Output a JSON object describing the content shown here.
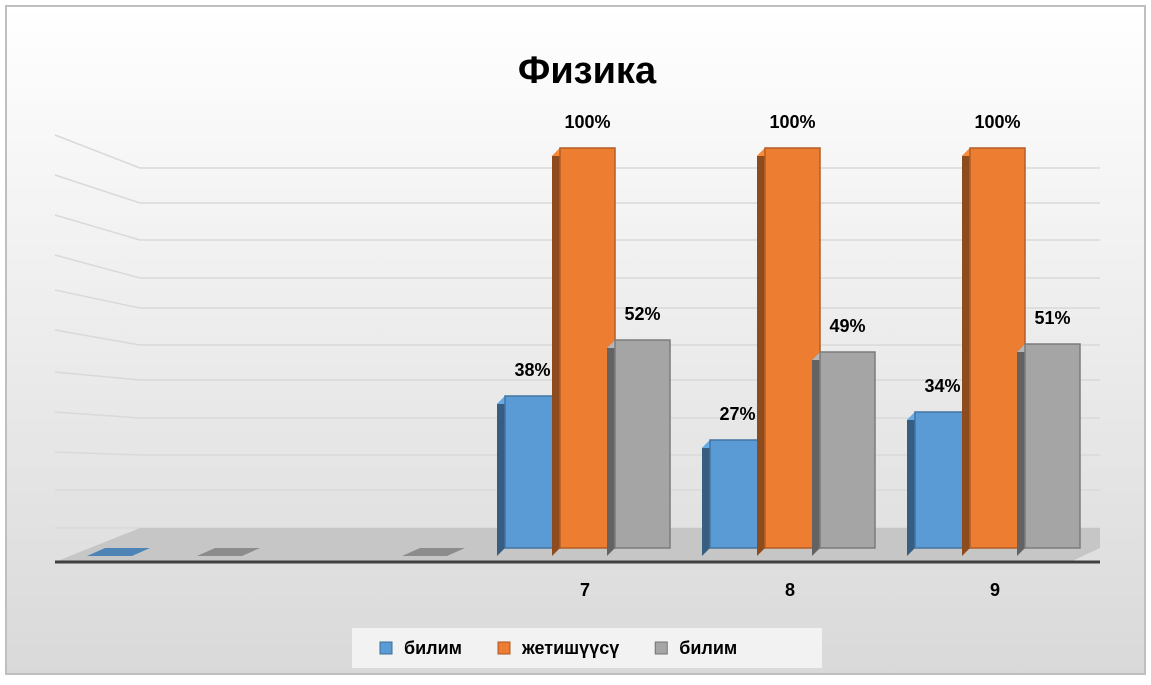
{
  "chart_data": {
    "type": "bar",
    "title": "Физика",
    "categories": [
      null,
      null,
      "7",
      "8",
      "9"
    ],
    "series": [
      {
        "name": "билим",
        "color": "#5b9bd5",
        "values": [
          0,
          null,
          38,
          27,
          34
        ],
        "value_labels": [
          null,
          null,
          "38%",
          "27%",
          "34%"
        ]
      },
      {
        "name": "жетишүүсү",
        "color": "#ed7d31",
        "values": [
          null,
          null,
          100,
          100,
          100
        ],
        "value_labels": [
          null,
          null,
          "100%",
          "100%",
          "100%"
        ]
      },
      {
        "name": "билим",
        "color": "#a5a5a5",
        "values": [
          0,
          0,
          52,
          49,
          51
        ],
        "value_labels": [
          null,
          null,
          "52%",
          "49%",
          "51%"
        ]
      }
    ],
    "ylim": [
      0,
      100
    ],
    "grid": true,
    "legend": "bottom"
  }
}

----

# Exercise instructions:
Go through the listing above and write it all out exactly, leaving out any picture.

# Full answer:
Output a JSON object describing the content shown here.
{
  "chart_data": {
    "type": "bar",
    "title": "Физика",
    "categories": [
      null,
      null,
      "7",
      "8",
      "9"
    ],
    "series": [
      {
        "name": "билим",
        "color": "#5b9bd5",
        "values": [
          0,
          null,
          38,
          27,
          34
        ],
        "value_labels": [
          null,
          null,
          "38%",
          "27%",
          "34%"
        ]
      },
      {
        "name": "жетишүүсү",
        "color": "#ed7d31",
        "values": [
          null,
          null,
          100,
          100,
          100
        ],
        "value_labels": [
          null,
          null,
          "100%",
          "100%",
          "100%"
        ]
      },
      {
        "name": "билим",
        "color": "#a5a5a5",
        "values": [
          0,
          0,
          52,
          49,
          51
        ],
        "value_labels": [
          null,
          null,
          "52%",
          "49%",
          "51%"
        ]
      }
    ],
    "ylim": [
      0,
      100
    ],
    "grid": true,
    "legend": "bottom"
  }
}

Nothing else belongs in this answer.